**YOUR GOAL**
All of the entries must be reproduced exactly, with no images carried over.

**MATERIAL**
======

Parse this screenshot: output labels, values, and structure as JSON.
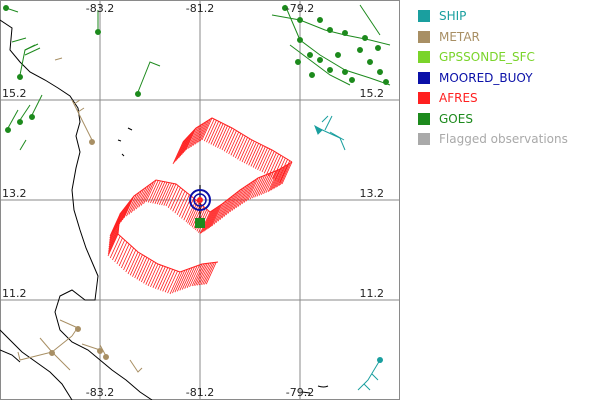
{
  "map": {
    "lon_labels": [
      "-83.2",
      "-81.2",
      "-79.2"
    ],
    "lat_labels": [
      "15.2",
      "13.2",
      "11.2"
    ]
  },
  "legend": {
    "items": [
      {
        "label": "SHIP",
        "color": "#1a9f9f"
      },
      {
        "label": "METAR",
        "color": "#a88f64"
      },
      {
        "label": "GPSSONDE_SFC",
        "color": "#7ad42a"
      },
      {
        "label": "MOORED_BUOY",
        "color": "#0a10a8"
      },
      {
        "label": "AFRES",
        "color": "#ff2020"
      },
      {
        "label": "GOES",
        "color": "#1d8a1d"
      },
      {
        "label": "Flagged observations",
        "color": "#a9a9a9"
      }
    ]
  },
  "colors": {
    "grid": "#8a8a8a",
    "coast": "#000000"
  }
}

======

**RESULT**
Parse this screenshot: output labels, values, and structure as JSON.
{
  "map": {
    "lon_labels": [
      "-83.2",
      "-81.2",
      "-79.2"
    ],
    "lat_labels": [
      "15.2",
      "13.2",
      "11.2"
    ]
  },
  "legend": {
    "items": [
      {
        "label": "SHIP",
        "color": "#1a9f9f"
      },
      {
        "label": "METAR",
        "color": "#a88f64"
      },
      {
        "label": "GPSSONDE_SFC",
        "color": "#7ad42a"
      },
      {
        "label": "MOORED_BUOY",
        "color": "#0a10a8"
      },
      {
        "label": "AFRES",
        "color": "#ff2020"
      },
      {
        "label": "GOES",
        "color": "#1d8a1d"
      },
      {
        "label": "Flagged observations",
        "color": "#a9a9a9"
      }
    ]
  },
  "colors": {
    "grid": "#8a8a8a",
    "coast": "#000000"
  }
}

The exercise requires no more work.